Stored dataset items

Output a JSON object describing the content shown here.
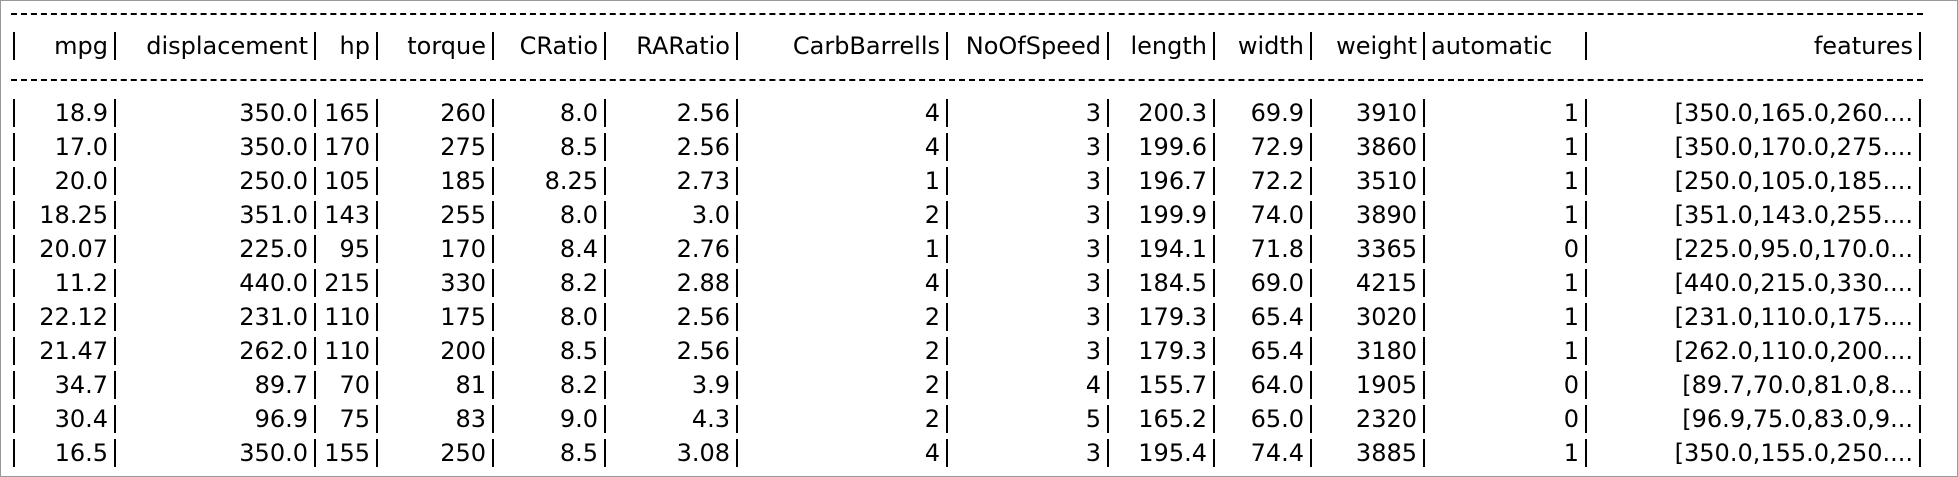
{
  "table": {
    "header": [
      "mpg",
      "displacement",
      "hp",
      "torque",
      "CRatio",
      "RARatio",
      "CarbBarrells",
      "NoOfSpeed",
      "length",
      "width",
      "weight",
      "automatic",
      "features"
    ],
    "rows": [
      [
        "18.9",
        "350.0",
        "165",
        "260",
        "8.0",
        "2.56",
        "4",
        "3",
        "200.3",
        "69.9",
        "3910",
        "1",
        "[350.0,165.0,260...."
      ],
      [
        "17.0",
        "350.0",
        "170",
        "275",
        "8.5",
        "2.56",
        "4",
        "3",
        "199.6",
        "72.9",
        "3860",
        "1",
        "[350.0,170.0,275...."
      ],
      [
        "20.0",
        "250.0",
        "105",
        "185",
        "8.25",
        "2.73",
        "1",
        "3",
        "196.7",
        "72.2",
        "3510",
        "1",
        "[250.0,105.0,185...."
      ],
      [
        "18.25",
        "351.0",
        "143",
        "255",
        "8.0",
        "3.0",
        "2",
        "3",
        "199.9",
        "74.0",
        "3890",
        "1",
        "[351.0,143.0,255...."
      ],
      [
        "20.07",
        "225.0",
        "95",
        "170",
        "8.4",
        "2.76",
        "1",
        "3",
        "194.1",
        "71.8",
        "3365",
        "0",
        "[225.0,95.0,170.0..."
      ],
      [
        "11.2",
        "440.0",
        "215",
        "330",
        "8.2",
        "2.88",
        "4",
        "3",
        "184.5",
        "69.0",
        "4215",
        "1",
        "[440.0,215.0,330...."
      ],
      [
        "22.12",
        "231.0",
        "110",
        "175",
        "8.0",
        "2.56",
        "2",
        "3",
        "179.3",
        "65.4",
        "3020",
        "1",
        "[231.0,110.0,175...."
      ],
      [
        "21.47",
        "262.0",
        "110",
        "200",
        "8.5",
        "2.56",
        "2",
        "3",
        "179.3",
        "65.4",
        "3180",
        "1",
        "[262.0,110.0,200...."
      ],
      [
        "34.7",
        "89.7",
        "70",
        "81",
        "8.2",
        "3.9",
        "2",
        "4",
        "155.7",
        "64.0",
        "1905",
        "0",
        "[89.7,70.0,81.0,8..."
      ],
      [
        "30.4",
        "96.9",
        "75",
        "83",
        "9.0",
        "4.3",
        "2",
        "5",
        "165.2",
        "65.0",
        "2320",
        "0",
        "[96.9,75.0,83.0,9..."
      ],
      [
        "16.5",
        "350.0",
        "155",
        "250",
        "8.5",
        "3.08",
        "4",
        "3",
        "195.4",
        "74.4",
        "3885",
        "1",
        "[350.0,155.0,250...."
      ]
    ]
  }
}
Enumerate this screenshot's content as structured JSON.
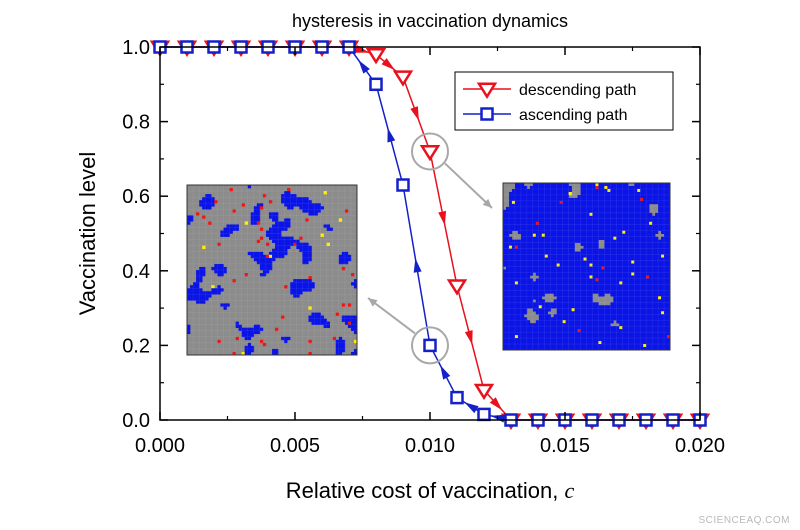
{
  "chart_data": {
    "type": "line",
    "title": "hysteresis in vaccination dynamics",
    "xlabel": "Relative cost of vaccination, ",
    "xlabel_var": "c",
    "ylabel": "Vaccination level",
    "xlim": [
      0,
      0.02
    ],
    "ylim": [
      0,
      1.0
    ],
    "x_ticks": [
      "0.000",
      "0.005",
      "0.010",
      "0.015",
      "0.020"
    ],
    "y_ticks": [
      "0.0",
      "0.2",
      "0.4",
      "0.6",
      "0.8",
      "1.0"
    ],
    "legend_position": "top-right",
    "series": [
      {
        "name": "descending path",
        "color": "#e8111c",
        "marker": "triangle-down",
        "x": [
          0.0,
          0.001,
          0.002,
          0.003,
          0.004,
          0.005,
          0.006,
          0.007,
          0.008,
          0.009,
          0.01,
          0.011,
          0.012,
          0.013,
          0.014,
          0.015,
          0.016,
          0.017,
          0.018,
          0.019,
          0.02
        ],
        "values": [
          1.0,
          1.0,
          1.0,
          1.0,
          1.0,
          1.0,
          1.0,
          1.0,
          0.98,
          0.92,
          0.72,
          0.36,
          0.08,
          0.0,
          0.0,
          0.0,
          0.0,
          0.0,
          0.0,
          0.0,
          0.0
        ]
      },
      {
        "name": "ascending path",
        "color": "#1420c8",
        "marker": "square",
        "x": [
          0.0,
          0.001,
          0.002,
          0.003,
          0.004,
          0.005,
          0.006,
          0.007,
          0.008,
          0.009,
          0.01,
          0.011,
          0.012,
          0.013,
          0.014,
          0.015,
          0.016,
          0.017,
          0.018,
          0.019,
          0.02
        ],
        "values": [
          1.0,
          1.0,
          1.0,
          1.0,
          1.0,
          1.0,
          1.0,
          1.0,
          0.9,
          0.63,
          0.2,
          0.06,
          0.015,
          0.0,
          0.0,
          0.0,
          0.0,
          0.0,
          0.0,
          0.0,
          0.0
        ]
      }
    ],
    "highlighted_points": [
      {
        "series": "descending path",
        "x": 0.01,
        "y": 0.72
      },
      {
        "series": "ascending path",
        "x": 0.01,
        "y": 0.2
      }
    ],
    "inset_colors": {
      "background": "#8c8c8c",
      "vaccinated": "#0a14e6",
      "infected": "#f01414",
      "other": "#ffee00"
    }
  },
  "watermark": "SCIENCEAQ.COM"
}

### Task goal
Your task is to report how many lines of the material include the string "JSON". Give the number and no other words.

### Written response
2